Task objective: The listing below must be repeated word for word, with its images excluded.

=====

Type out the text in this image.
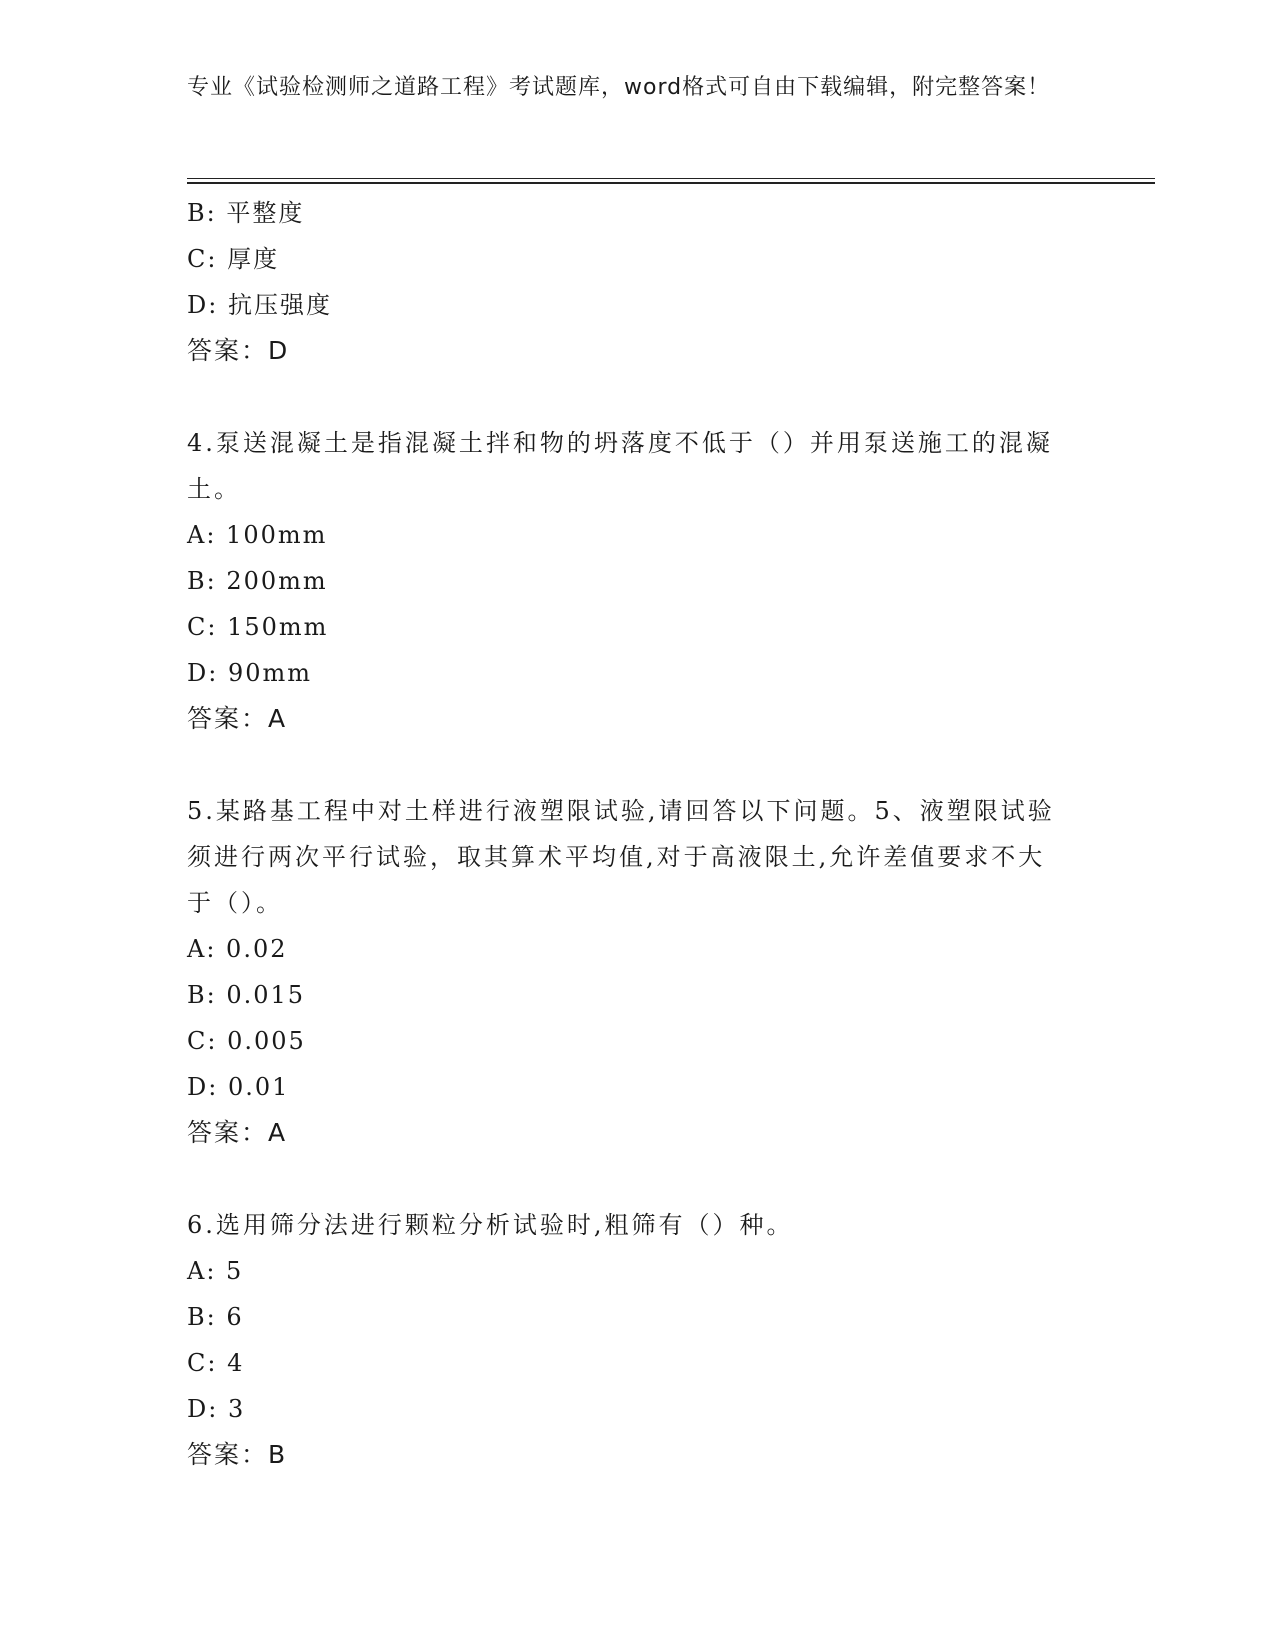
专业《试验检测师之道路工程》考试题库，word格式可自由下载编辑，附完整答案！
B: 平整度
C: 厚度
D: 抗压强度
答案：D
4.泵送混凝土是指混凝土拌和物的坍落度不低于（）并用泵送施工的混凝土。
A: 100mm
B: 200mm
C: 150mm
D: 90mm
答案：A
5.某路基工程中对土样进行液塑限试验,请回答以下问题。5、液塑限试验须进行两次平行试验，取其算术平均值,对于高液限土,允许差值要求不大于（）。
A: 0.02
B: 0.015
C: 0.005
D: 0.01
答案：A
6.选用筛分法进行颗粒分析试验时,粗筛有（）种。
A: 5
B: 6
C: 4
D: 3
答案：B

=====

Written solution:
Type out the text in this image.
专业《试验检测师之道路工程》考试题库，word格式可自由下载编辑，附完整答案！
B: 平整度
C: 厚度
D: 抗压强度
答案：D
4.泵送混凝土是指混凝土拌和物的坍落度不低于（）并用泵送施工的混凝土。
A: 100mm
B: 200mm
C: 150mm
D: 90mm
答案：A
5.某路基工程中对土样进行液塑限试验,请回答以下问题。5、液塑限试验须进行两次平行试验，取其算术平均值,对于高液限土,允许差值要求不大于（）。
A: 0.02
B: 0.015
C: 0.005
D: 0.01
答案：A
6.选用筛分法进行颗粒分析试验时,粗筛有（）种。
A: 5
B: 6
C: 4
D: 3
答案：B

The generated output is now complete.